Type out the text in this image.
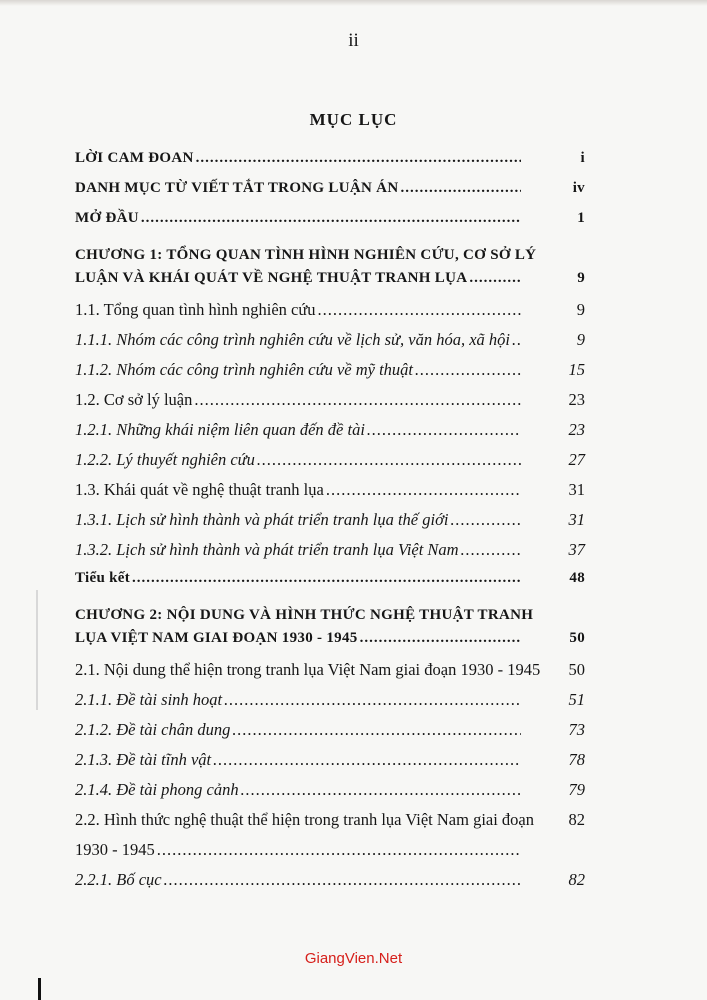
ii
MỤC LỤC
LỜI CAM ĐOAN .....	i
DANH MỤC TỪ VIẾT TẮT TRONG LUẬN ÁN .....	iv
MỞ ĐẦU .....	1
CHƯƠNG 1: TỔNG QUAN TÌNH HÌNH NGHIÊN CỨU, CƠ SỞ LÝ
LUẬN VÀ KHÁI QUÁT VỀ NGHỆ THUẬT TRANH LỤA .....	9
1.1. Tổng quan tình hình nghiên cứu .....	9
1.1.1. Nhóm các công trình nghiên cứu về lịch sử, văn hóa, xã hội .....	9
1.1.2. Nhóm các công trình nghiên cứu về mỹ thuật .....	15
1.2. Cơ sở lý luận .....	23
1.2.1. Những khái niệm liên quan đến đề tài .....	23
1.2.2. Lý thuyết nghiên cứu .....	27
1.3. Khái quát về nghệ thuật tranh lụa .....	31
1.3.1. Lịch sử hình thành và phát triển tranh lụa thế giới .....	31
1.3.2. Lịch sử hình thành và phát triển tranh lụa Việt Nam .....	37
Tiểu kết .....	48
CHƯƠNG 2: NỘI DUNG VÀ HÌNH THỨC NGHỆ THUẬT TRANH
LỤA VIỆT NAM GIAI ĐOẠN 1930 - 1945 .....	50
2.1. Nội dung thể hiện trong tranh lụa Việt Nam giai đoạn 1930 - 1945	50
2.1.1. Đề tài sinh hoạt .....	51
2.1.2. Đề tài chân dung .....	73
2.1.3. Đề tài tĩnh vật .....	78
2.1.4. Đề tài phong cảnh .....	79
2.2. Hình thức nghệ thuật thể hiện trong tranh lụa Việt Nam giai đoạn	82
1930 - 1945
.....
2.2.1. Bố cục .....	82
GiangVien.Net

· · ·

# Exercise description:
Quote the records above in full, dropping each picture.

# Finished task:
Type out the text in this image.
ii
MỤC LỤC
LỜI CAM ĐOAN .....	i
DANH MỤC TỪ VIẾT TẮT TRONG LUẬN ÁN .....	iv
MỞ ĐẦU .....	1
CHƯƠNG 1: TỔNG QUAN TÌNH HÌNH NGHIÊN CỨU, CƠ SỞ LÝ
LUẬN VÀ KHÁI QUÁT VỀ NGHỆ THUẬT TRANH LỤA .....	9
1.1. Tổng quan tình hình nghiên cứu .....	9
1.1.1. Nhóm các công trình nghiên cứu về lịch sử, văn hóa, xã hội .....	9
1.1.2. Nhóm các công trình nghiên cứu về mỹ thuật .....	15
1.2. Cơ sở lý luận .....	23
1.2.1. Những khái niệm liên quan đến đề tài .....	23
1.2.2. Lý thuyết nghiên cứu .....	27
1.3. Khái quát về nghệ thuật tranh lụa .....	31
1.3.1. Lịch sử hình thành và phát triển tranh lụa thế giới .....	31
1.3.2. Lịch sử hình thành và phát triển tranh lụa Việt Nam .....	37
Tiểu kết .....	48
CHƯƠNG 2: NỘI DUNG VÀ HÌNH THỨC NGHỆ THUẬT TRANH
LỤA VIỆT NAM GIAI ĐOẠN 1930 - 1945 .....	50
2.1. Nội dung thể hiện trong tranh lụa Việt Nam giai đoạn 1930 - 1945	50
2.1.1. Đề tài sinh hoạt .....	51
2.1.2. Đề tài chân dung .....	73
2.1.3. Đề tài tĩnh vật .....	78
2.1.4. Đề tài phong cảnh .....	79
2.2. Hình thức nghệ thuật thể hiện trong tranh lụa Việt Nam giai đoạn	82
1930 - 1945
.....
2.2.1. Bố cục .....	82
GiangVien.Net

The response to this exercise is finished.